**Aim**
Write the records below out again exactly as given, with no images.

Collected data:
• • •

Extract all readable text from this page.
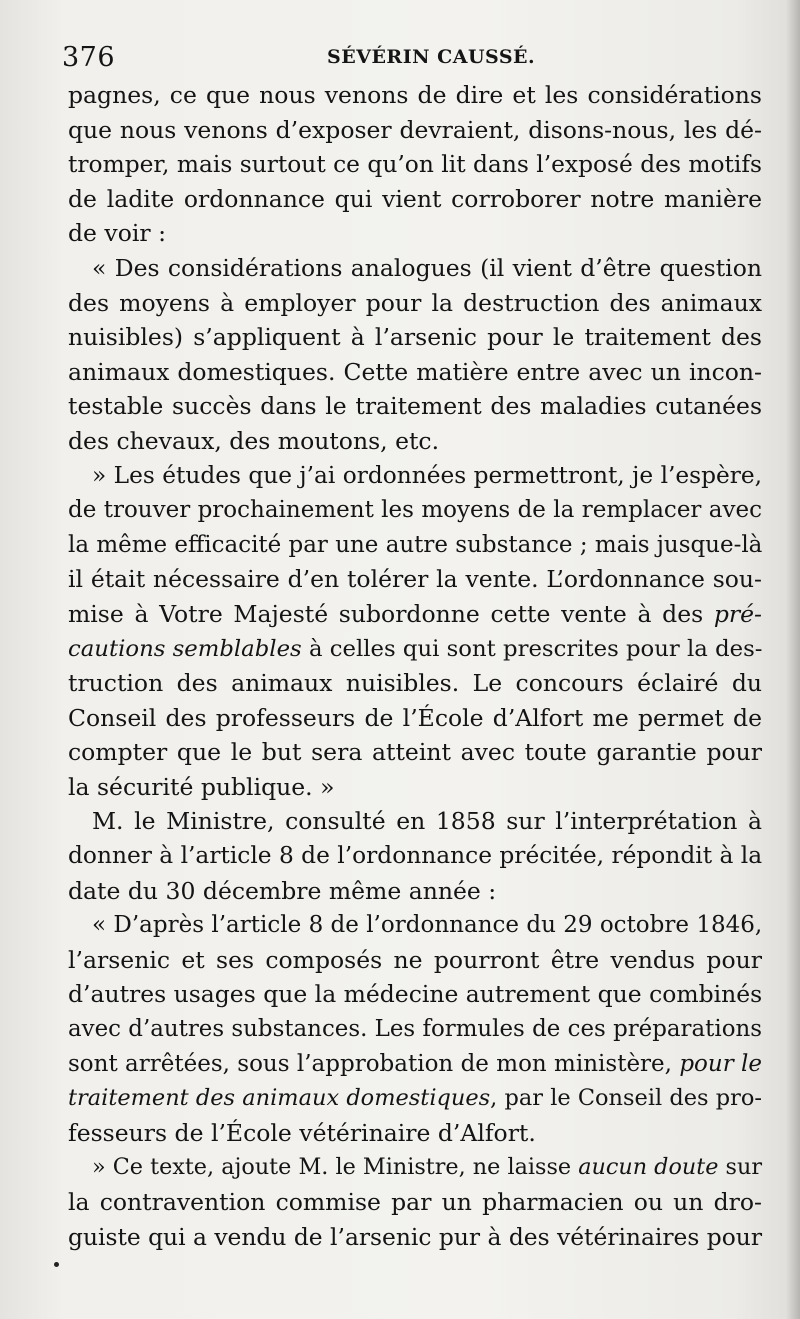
376	SÉVÉRIN CAUSSÉ.
pagnes, ce que nous venons de dire et les considérations
que nous venons d’exposer devraient, disons-nous, les dé-
tromper, mais surtout ce qu’on lit dans l’exposé des motifs
de ladite ordonnance qui vient corroborer notre manière
de voir :
« Des considérations analogues (il vient d’être question
des moyens à employer pour la destruction des animaux
nuisibles) s’appliquent à l’arsenic pour le traitement des
animaux domestiques. Cette matière entre avec un incon-
testable succès dans le traitement des maladies cutanées
des chevaux, des moutons, etc.
» Les études que j’ai ordonnées permettront, je l’espère,
de trouver prochainement les moyens de la remplacer avec
la même efficacité par une autre substance ; mais jusque-là
il était nécessaire d’en tolérer la vente. L’ordonnance sou-
mise à Votre Majesté subordonne cette vente à des pré-
cautions semblables à celles qui sont prescrites pour la des-
truction des animaux nuisibles. Le concours éclairé du
Conseil des professeurs de l’École d’Alfort me permet de
compter que le but sera atteint avec toute garantie pour
la sécurité publique. »
M. le Ministre, consulté en 1858 sur l’interprétation à
donner à l’article 8 de l’ordonnance précitée, répondit à la
date du 30 décembre même année :
« D’après l’article 8 de l’ordonnance du 29 octobre 1846,
l’arsenic et ses composés ne pourront être vendus pour
d’autres usages que la médecine autrement que combinés
avec d’autres substances. Les formules de ces préparations
sont arrêtées, sous l’approbation de mon ministère, pour le
traitement des animaux domestiques, par le Conseil des pro-
fesseurs de l’École vétérinaire d’Alfort.
» Ce texte, ajoute M. le Ministre, ne laisse aucun doute sur
la contravention commise par un pharmacien ou un dro-
guiste qui a vendu de l’arsenic pur à des vétérinaires pour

• • •

**Answer**
Extract all readable text from this page.
376	SÉVÉRIN CAUSSÉ.
pagnes, ce que nous venons de dire et les considérations
que nous venons d’exposer devraient, disons-nous, les dé-
tromper, mais surtout ce qu’on lit dans l’exposé des motifs
de ladite ordonnance qui vient corroborer notre manière
de voir :
« Des considérations analogues (il vient d’être question
des moyens à employer pour la destruction des animaux
nuisibles) s’appliquent à l’arsenic pour le traitement des
animaux domestiques. Cette matière entre avec un incon-
testable succès dans le traitement des maladies cutanées
des chevaux, des moutons, etc.
» Les études que j’ai ordonnées permettront, je l’espère,
de trouver prochainement les moyens de la remplacer avec
la même efficacité par une autre substance ; mais jusque-là
il était nécessaire d’en tolérer la vente. L’ordonnance sou-
mise à Votre Majesté subordonne cette vente à des pré-
cautions semblables à celles qui sont prescrites pour la des-
truction des animaux nuisibles. Le concours éclairé du
Conseil des professeurs de l’École d’Alfort me permet de
compter que le but sera atteint avec toute garantie pour
la sécurité publique. »
M. le Ministre, consulté en 1858 sur l’interprétation à
donner à l’article 8 de l’ordonnance précitée, répondit à la
date du 30 décembre même année :
« D’après l’article 8 de l’ordonnance du 29 octobre 1846,
l’arsenic et ses composés ne pourront être vendus pour
d’autres usages que la médecine autrement que combinés
avec d’autres substances. Les formules de ces préparations
sont arrêtées, sous l’approbation de mon ministère, pour le
traitement des animaux domestiques, par le Conseil des pro-
fesseurs de l’École vétérinaire d’Alfort.
» Ce texte, ajoute M. le Ministre, ne laisse aucun doute sur
la contravention commise par un pharmacien ou un dro-
guiste qui a vendu de l’arsenic pur à des vétérinaires pour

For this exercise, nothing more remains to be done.